▸ What is required
Show every line in the records below that contains the word "have".

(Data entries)

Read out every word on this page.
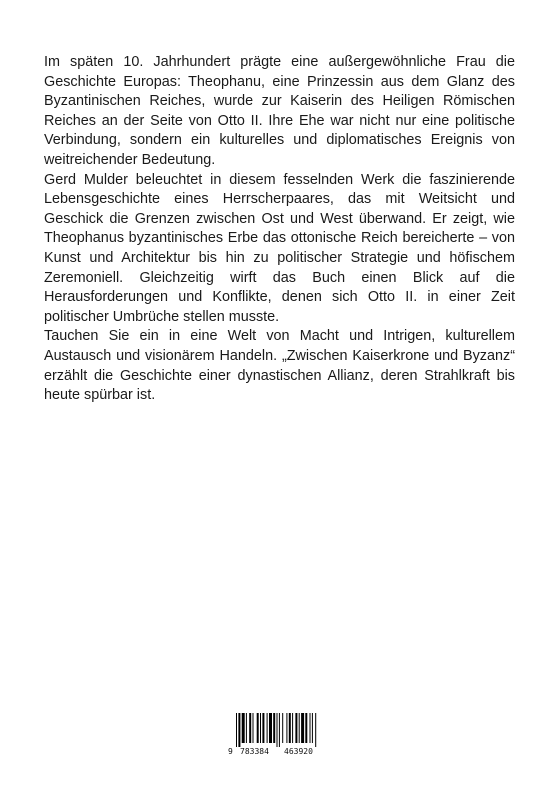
Im späten 10. Jahrhundert prägte eine außergewöhnliche Frau die Geschichte Europas: Theophanu, eine Prinzessin aus dem Glanz des Byzantinischen Reiches, wurde zur Kaiserin des Heiligen Römischen Reiches an der Seite von Otto II. Ihre Ehe war nicht nur eine politische Verbindung, sondern ein kulturelles und diplomatisches Ereignis von weitreichender Bedeutung.

Gerd Mulder beleuchtet in diesem fesselnden Werk die faszinierende Lebensgeschichte eines Herrscherpaares, das mit Weitsicht und Geschick die Grenzen zwischen Ost und West überwand. Er zeigt, wie Theophanus byzantinisches Erbe das ottonische Reich bereicherte – von Kunst und Architektur bis hin zu politischer Strategie und höfischem Zeremoniell. Gleichzeitig wirft das Buch einen Blick auf die Herausforderungen und Konflikte, denen sich Otto II. in einer Zeit politischer Umbrüche stellen musste.

Tauchen Sie ein in eine Welt von Macht und Intrigen, kulturellem Austausch und visionärem Handeln. „Zwischen Kaiserkrone und Byzanz“ erzählt die Geschichte einer dynastischen Allianz, deren Strahlkraft bis heute spürbar ist.

9 783384 463920
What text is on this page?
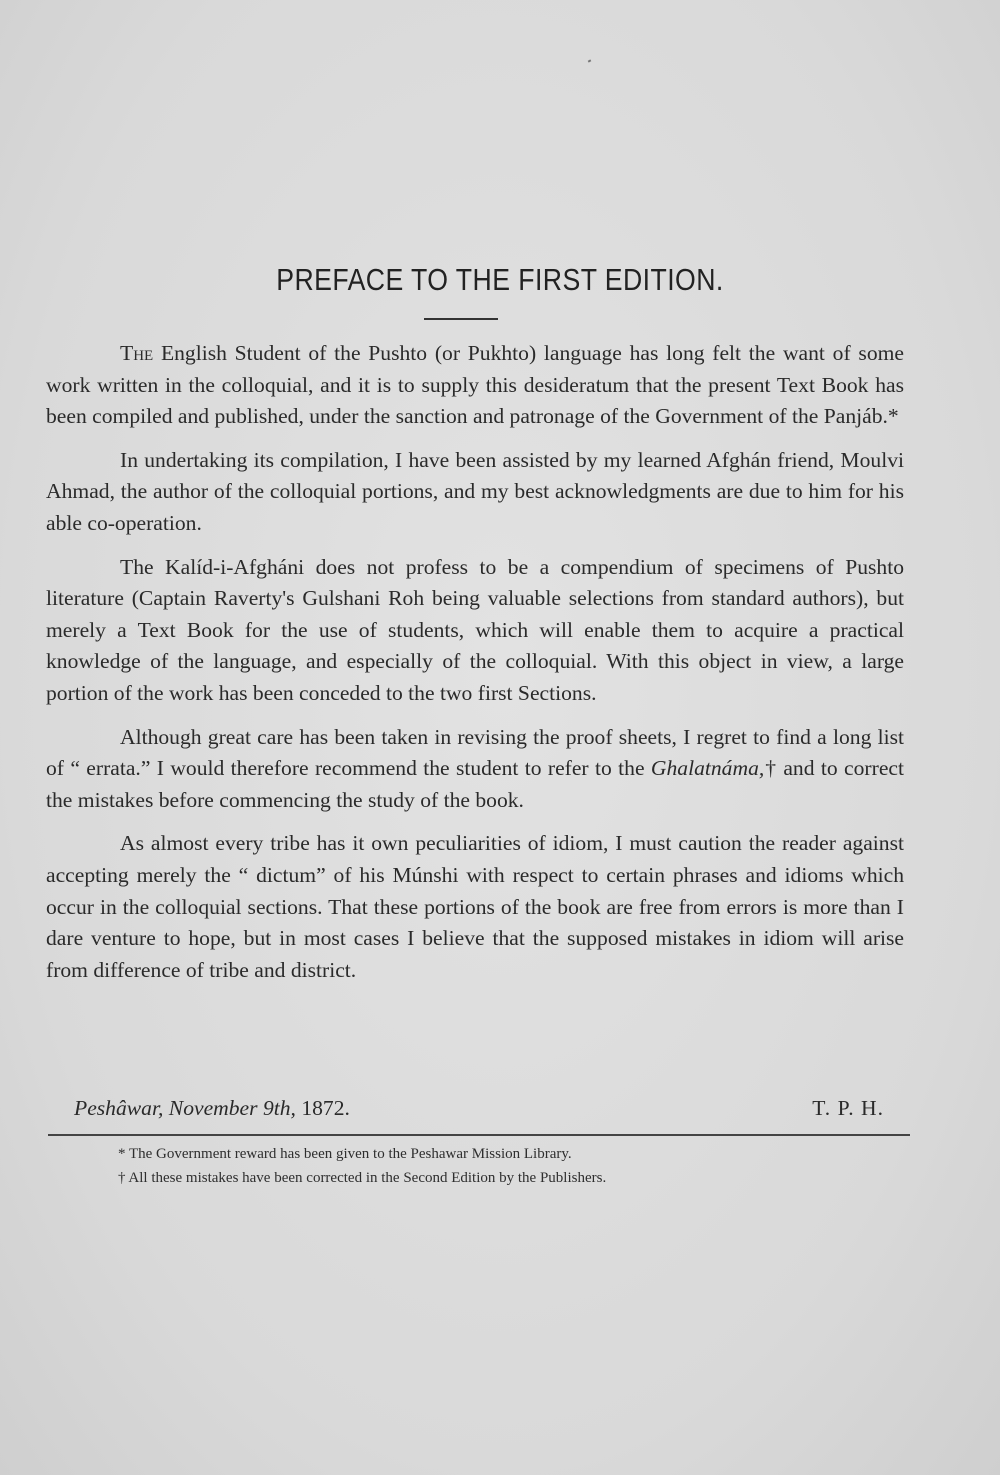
PREFACE TO THE FIRST EDITION.

The English Student of the Pushto (or Pukhto) language has long felt the want of some work written in the colloquial, and it is to supply this desideratum that the present Text Book has been compiled and published, under the sanction and patronage of the Government of the Panjáb.*

In undertaking its compilation, I have been assisted by my learned Afghán friend, Moulvi Ahmad, the author of the colloquial portions, and my best acknowledgments are due to him for his able co-operation.

The Kalíd-i-Afgháni does not profess to be a compendium of specimens of Pushto literature (Captain Raverty's Gulshani Roh being valuable selections from standard authors), but merely a Text Book for the use of students, which will enable them to acquire a practical knowledge of the language, and especially of the colloquial. With this object in view, a large portion of the work has been conceded to the two first Sections.

Although great care has been taken in revising the proof sheets, I regret to find a long list of “ errata.” I would therefore recommend the student to refer to the Ghalatnáma,† and to correct the mistakes before commencing the study of the book.

As almost every tribe has it own peculiarities of idiom, I must caution the reader against accepting merely the “ dictum” of his Múnshi with respect to certain phrases and idioms which occur in the colloquial sections. That these portions of the book are free from errors is more than I dare venture to hope, but in most cases I believe that the supposed mistakes in idiom will arise from difference of tribe and district.

Peshâwar, November 9th, 1872.	T. P. H.
* The Government reward has been given to the Peshawar Mission Library.
† All these mistakes have been corrected in the Second Edition by the Publishers.
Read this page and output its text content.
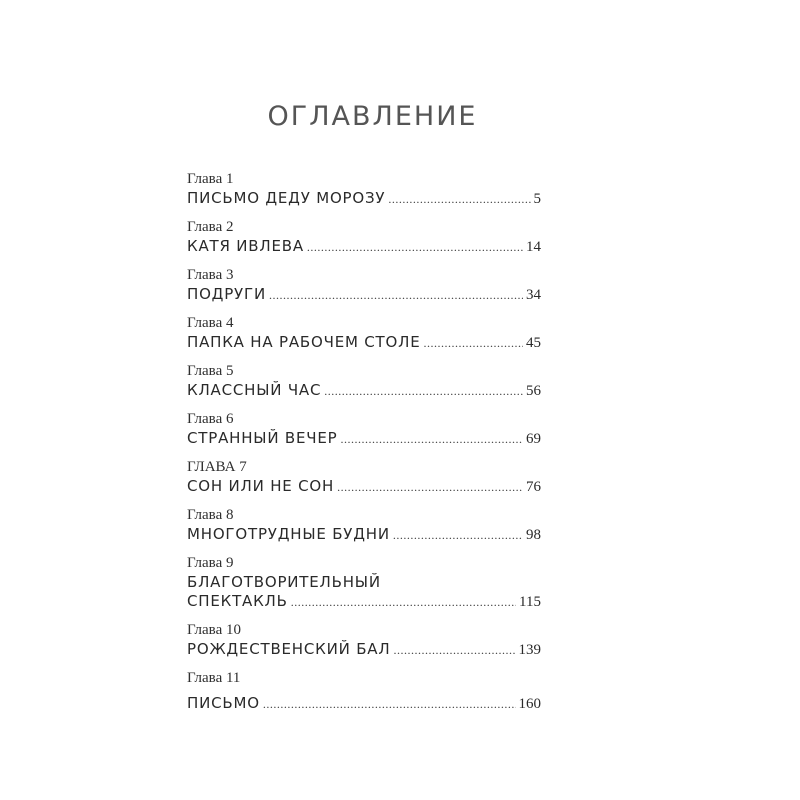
ОГЛАВЛЕНИЕ
Глава 1
ПИСЬМО ДЕДУ МОРОЗУ .....	5
Глава 2
КАТЯ ИВЛЕВА .....	14
Глава 3
ПОДРУГИ .....	34
Глава 4
ПАПКА НА РАБОЧЕМ СТОЛЕ .....	45
Глава 5
КЛАССНЫЙ ЧАС .....	56
Глава 6
СТРАННЫЙ ВЕЧЕР .....	69
ГЛАВА 7
СОН ИЛИ НЕ СОН .....	76
Глава 8
МНОГОТРУДНЫЕ БУДНИ .....	98
Глава 9
БЛАГОТВОРИТЕЛЬНЫЙ
СПЕКТАКЛЬ .....	115
Глава 10
РОЖДЕСТВЕНСКИЙ БАЛ .....	139
Глава 11
ПИСЬМО .....	160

▸ The result
In undertaking its compilation, I have been assisted by my learned Afghán friend, Moulvi Ahmad, the author of the colloquial portions, and my best acknowledgments are due to him for his able co-operation.
† All these mistakes have been corrected in the Second Edition by the Publishers.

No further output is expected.